## Data for this exercise
________________
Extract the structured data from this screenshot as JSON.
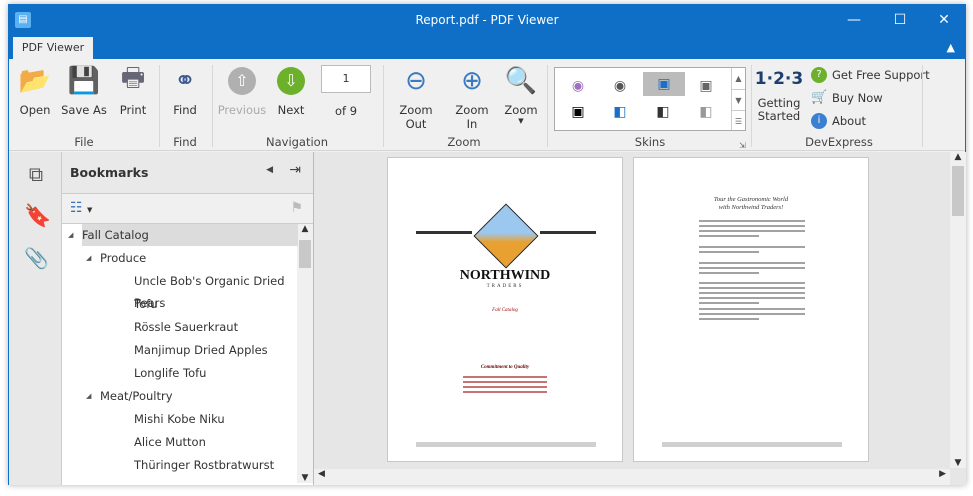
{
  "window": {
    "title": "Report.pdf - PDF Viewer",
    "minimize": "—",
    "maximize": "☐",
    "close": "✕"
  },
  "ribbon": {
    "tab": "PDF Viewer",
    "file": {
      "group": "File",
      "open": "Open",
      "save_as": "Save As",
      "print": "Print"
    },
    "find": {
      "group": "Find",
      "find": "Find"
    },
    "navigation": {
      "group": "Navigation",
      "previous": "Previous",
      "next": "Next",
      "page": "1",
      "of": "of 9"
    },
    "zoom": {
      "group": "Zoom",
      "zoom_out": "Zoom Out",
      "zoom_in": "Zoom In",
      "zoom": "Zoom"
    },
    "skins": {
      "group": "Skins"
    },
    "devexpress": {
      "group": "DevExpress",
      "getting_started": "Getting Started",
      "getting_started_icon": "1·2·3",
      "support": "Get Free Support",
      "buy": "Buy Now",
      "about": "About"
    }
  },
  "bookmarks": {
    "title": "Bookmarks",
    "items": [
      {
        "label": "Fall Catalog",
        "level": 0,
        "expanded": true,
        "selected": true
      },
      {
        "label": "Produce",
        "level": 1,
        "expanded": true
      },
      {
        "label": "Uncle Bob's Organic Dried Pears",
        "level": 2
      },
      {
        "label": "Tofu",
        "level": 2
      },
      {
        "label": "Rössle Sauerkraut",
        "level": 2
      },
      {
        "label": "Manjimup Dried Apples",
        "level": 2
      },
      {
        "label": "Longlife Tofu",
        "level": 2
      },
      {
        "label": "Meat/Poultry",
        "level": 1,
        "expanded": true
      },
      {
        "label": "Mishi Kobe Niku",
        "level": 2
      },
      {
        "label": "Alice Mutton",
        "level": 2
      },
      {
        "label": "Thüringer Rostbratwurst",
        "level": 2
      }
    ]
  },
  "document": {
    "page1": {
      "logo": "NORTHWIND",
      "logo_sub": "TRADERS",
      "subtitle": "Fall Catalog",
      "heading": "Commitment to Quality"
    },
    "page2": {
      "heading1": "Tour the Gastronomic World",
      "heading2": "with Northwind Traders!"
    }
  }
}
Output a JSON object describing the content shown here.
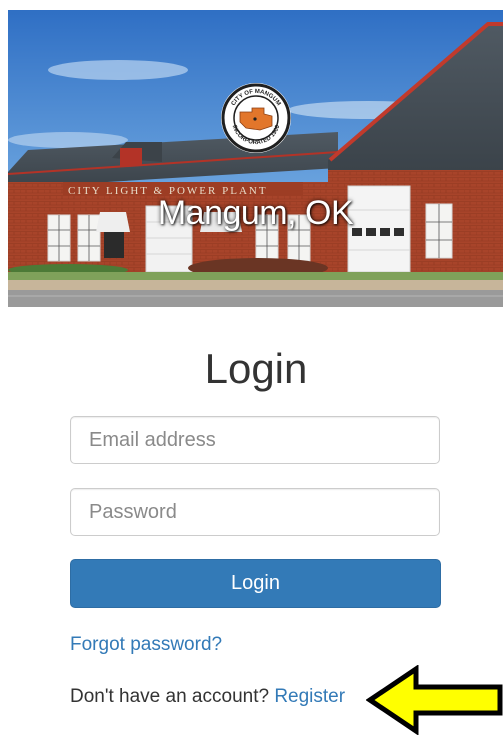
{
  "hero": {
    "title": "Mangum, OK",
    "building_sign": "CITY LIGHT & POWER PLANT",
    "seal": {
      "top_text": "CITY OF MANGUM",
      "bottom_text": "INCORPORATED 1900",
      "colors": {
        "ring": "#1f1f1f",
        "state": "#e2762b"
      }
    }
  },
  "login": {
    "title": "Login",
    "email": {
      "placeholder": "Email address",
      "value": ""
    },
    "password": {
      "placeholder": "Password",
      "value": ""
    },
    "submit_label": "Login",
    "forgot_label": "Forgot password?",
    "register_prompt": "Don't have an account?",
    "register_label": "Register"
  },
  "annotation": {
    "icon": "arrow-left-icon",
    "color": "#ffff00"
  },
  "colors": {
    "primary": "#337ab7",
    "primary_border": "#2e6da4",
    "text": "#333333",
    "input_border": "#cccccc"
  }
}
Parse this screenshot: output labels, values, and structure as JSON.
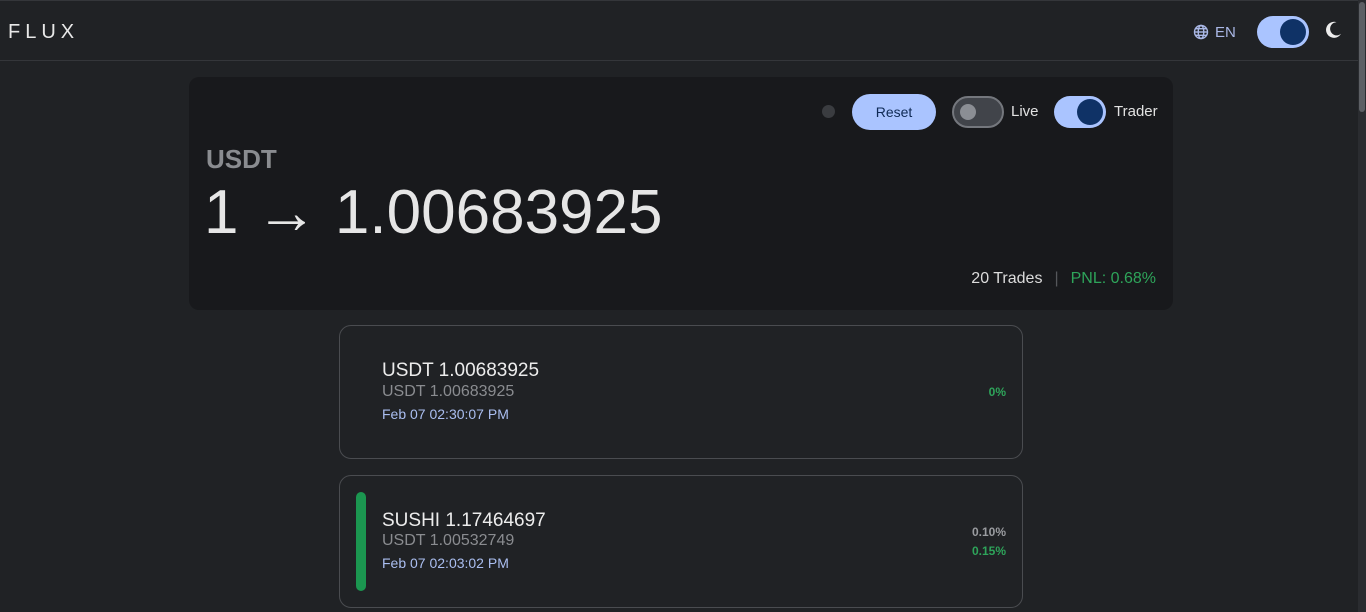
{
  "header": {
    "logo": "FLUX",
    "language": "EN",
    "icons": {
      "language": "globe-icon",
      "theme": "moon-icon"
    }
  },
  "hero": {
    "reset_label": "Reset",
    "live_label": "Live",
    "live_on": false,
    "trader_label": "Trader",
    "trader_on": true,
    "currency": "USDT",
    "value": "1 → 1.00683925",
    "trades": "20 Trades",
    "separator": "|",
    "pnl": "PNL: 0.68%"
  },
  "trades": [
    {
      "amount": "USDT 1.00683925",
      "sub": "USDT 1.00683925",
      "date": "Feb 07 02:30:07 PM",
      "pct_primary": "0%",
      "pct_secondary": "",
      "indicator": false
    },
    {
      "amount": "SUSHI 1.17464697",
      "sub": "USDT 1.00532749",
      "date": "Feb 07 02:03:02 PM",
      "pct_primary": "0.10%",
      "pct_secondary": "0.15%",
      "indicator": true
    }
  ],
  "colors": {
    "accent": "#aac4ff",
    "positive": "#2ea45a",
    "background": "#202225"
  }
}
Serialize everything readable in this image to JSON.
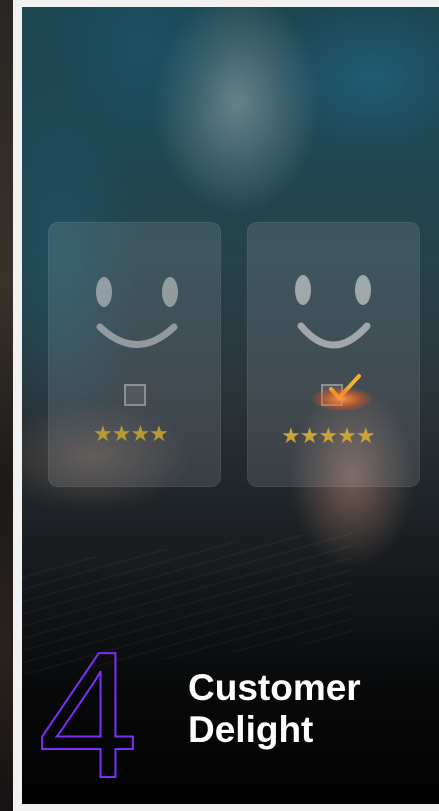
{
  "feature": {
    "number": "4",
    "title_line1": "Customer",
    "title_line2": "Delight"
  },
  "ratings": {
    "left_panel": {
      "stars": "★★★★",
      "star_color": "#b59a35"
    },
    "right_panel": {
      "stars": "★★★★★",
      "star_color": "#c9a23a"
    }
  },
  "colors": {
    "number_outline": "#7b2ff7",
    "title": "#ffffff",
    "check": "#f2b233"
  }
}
________________
Check each line of the records above for the word "group", then give the number of lines that have it, with no other words.

6